Do this >> Restate the data exactly as given and keep the pictures out.

Records for this exercise >>

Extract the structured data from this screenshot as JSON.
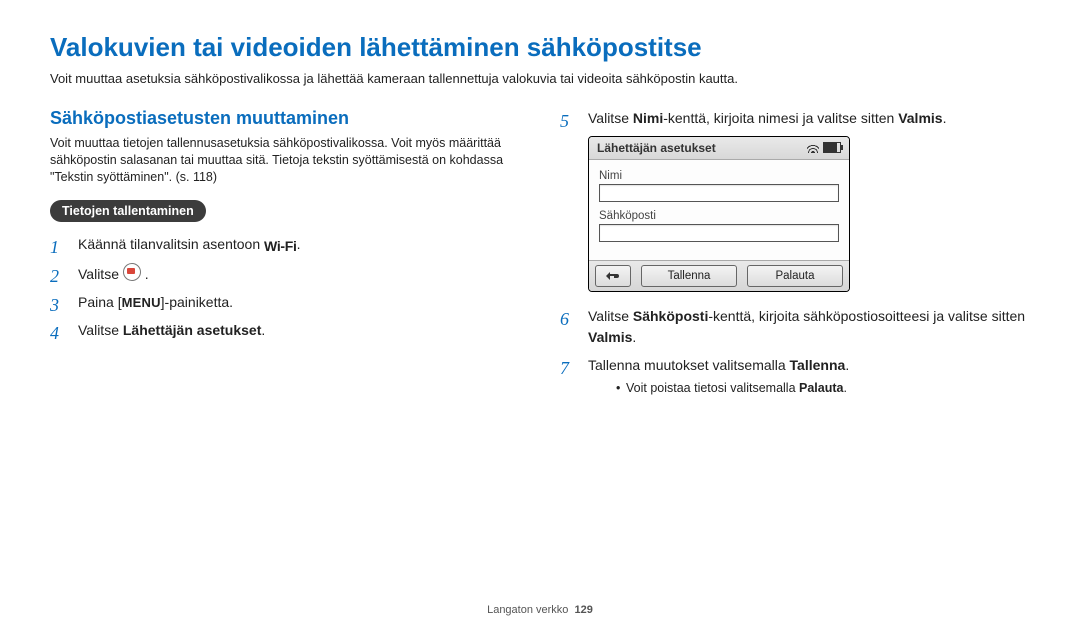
{
  "title": "Valokuvien tai videoiden lähettäminen sähköpostitse",
  "intro": "Voit muuttaa asetuksia sähköpostivalikossa ja lähettää kameraan tallennettuja valokuvia tai videoita sähköpostin kautta.",
  "left": {
    "subhead": "Sähköpostiasetusten muuttaminen",
    "subdesc": "Voit muuttaa tietojen tallennusasetuksia sähköpostivalikossa. Voit myös määrittää sähköpostin salasanan tai muuttaa sitä. Tietoja tekstin syöttämisestä on kohdassa \"Tekstin syöttäminen\". (s. 118)",
    "pill": "Tietojen tallentaminen",
    "steps": {
      "s1_pre": "Käännä tilanvalitsin asentoon ",
      "s1_wifi": "Wi-Fi",
      "s1_post": ".",
      "s2_pre": "Valitse ",
      "s2_post": " .",
      "s3_pre": "Paina [",
      "s3_menu": "MENU",
      "s3_post": "]-painiketta.",
      "s4_pre": "Valitse ",
      "s4_bold": "Lähettäjän asetukset",
      "s4_post": "."
    }
  },
  "right": {
    "steps": {
      "s5_pre": "Valitse ",
      "s5_b1": "Nimi",
      "s5_mid": "-kenttä, kirjoita nimesi ja valitse sitten ",
      "s5_b2": "Valmis",
      "s5_post": ".",
      "s6_pre": "Valitse ",
      "s6_b1": "Sähköposti",
      "s6_mid": "-kenttä, kirjoita sähköpostiosoitteesi ja valitse sitten ",
      "s6_b2": "Valmis",
      "s6_post": ".",
      "s7_pre": "Tallenna muutokset valitsemalla ",
      "s7_b1": "Tallenna",
      "s7_post": ".",
      "s7_note_pre": "Voit poistaa tietosi valitsemalla ",
      "s7_note_b": "Palauta",
      "s7_note_post": "."
    }
  },
  "device": {
    "header": "Lähettäjän asetukset",
    "label_name": "Nimi",
    "label_email": "Sähköposti",
    "btn_save": "Tallenna",
    "btn_reset": "Palauta"
  },
  "footer": {
    "section": "Langaton verkko",
    "page": "129"
  }
}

Solution to this exercise >>
Extract the structured data from this screenshot as JSON.
{
  "title": "Valokuvien tai videoiden lähettäminen sähköpostitse",
  "intro": "Voit muuttaa asetuksia sähköpostivalikossa ja lähettää kameraan tallennettuja valokuvia tai videoita sähköpostin kautta.",
  "left": {
    "subhead": "Sähköpostiasetusten muuttaminen",
    "subdesc": "Voit muuttaa tietojen tallennusasetuksia sähköpostivalikossa. Voit myös määrittää sähköpostin salasanan tai muuttaa sitä. Tietoja tekstin syöttämisestä on kohdassa \"Tekstin syöttäminen\". (s. 118)",
    "pill": "Tietojen tallentaminen",
    "steps": {
      "s1_pre": "Käännä tilanvalitsin asentoon ",
      "s1_wifi": "Wi-Fi",
      "s1_post": ".",
      "s2_pre": "Valitse ",
      "s2_post": " .",
      "s3_pre": "Paina [",
      "s3_menu": "MENU",
      "s3_post": "]-painiketta.",
      "s4_pre": "Valitse ",
      "s4_bold": "Lähettäjän asetukset",
      "s4_post": "."
    }
  },
  "right": {
    "steps": {
      "s5_pre": "Valitse ",
      "s5_b1": "Nimi",
      "s5_mid": "-kenttä, kirjoita nimesi ja valitse sitten ",
      "s5_b2": "Valmis",
      "s5_post": ".",
      "s6_pre": "Valitse ",
      "s6_b1": "Sähköposti",
      "s6_mid": "-kenttä, kirjoita sähköpostiosoitteesi ja valitse sitten ",
      "s6_b2": "Valmis",
      "s6_post": ".",
      "s7_pre": "Tallenna muutokset valitsemalla ",
      "s7_b1": "Tallenna",
      "s7_post": ".",
      "s7_note_pre": "Voit poistaa tietosi valitsemalla ",
      "s7_note_b": "Palauta",
      "s7_note_post": "."
    }
  },
  "device": {
    "header": "Lähettäjän asetukset",
    "label_name": "Nimi",
    "label_email": "Sähköposti",
    "btn_save": "Tallenna",
    "btn_reset": "Palauta"
  },
  "footer": {
    "section": "Langaton verkko",
    "page": "129"
  }
}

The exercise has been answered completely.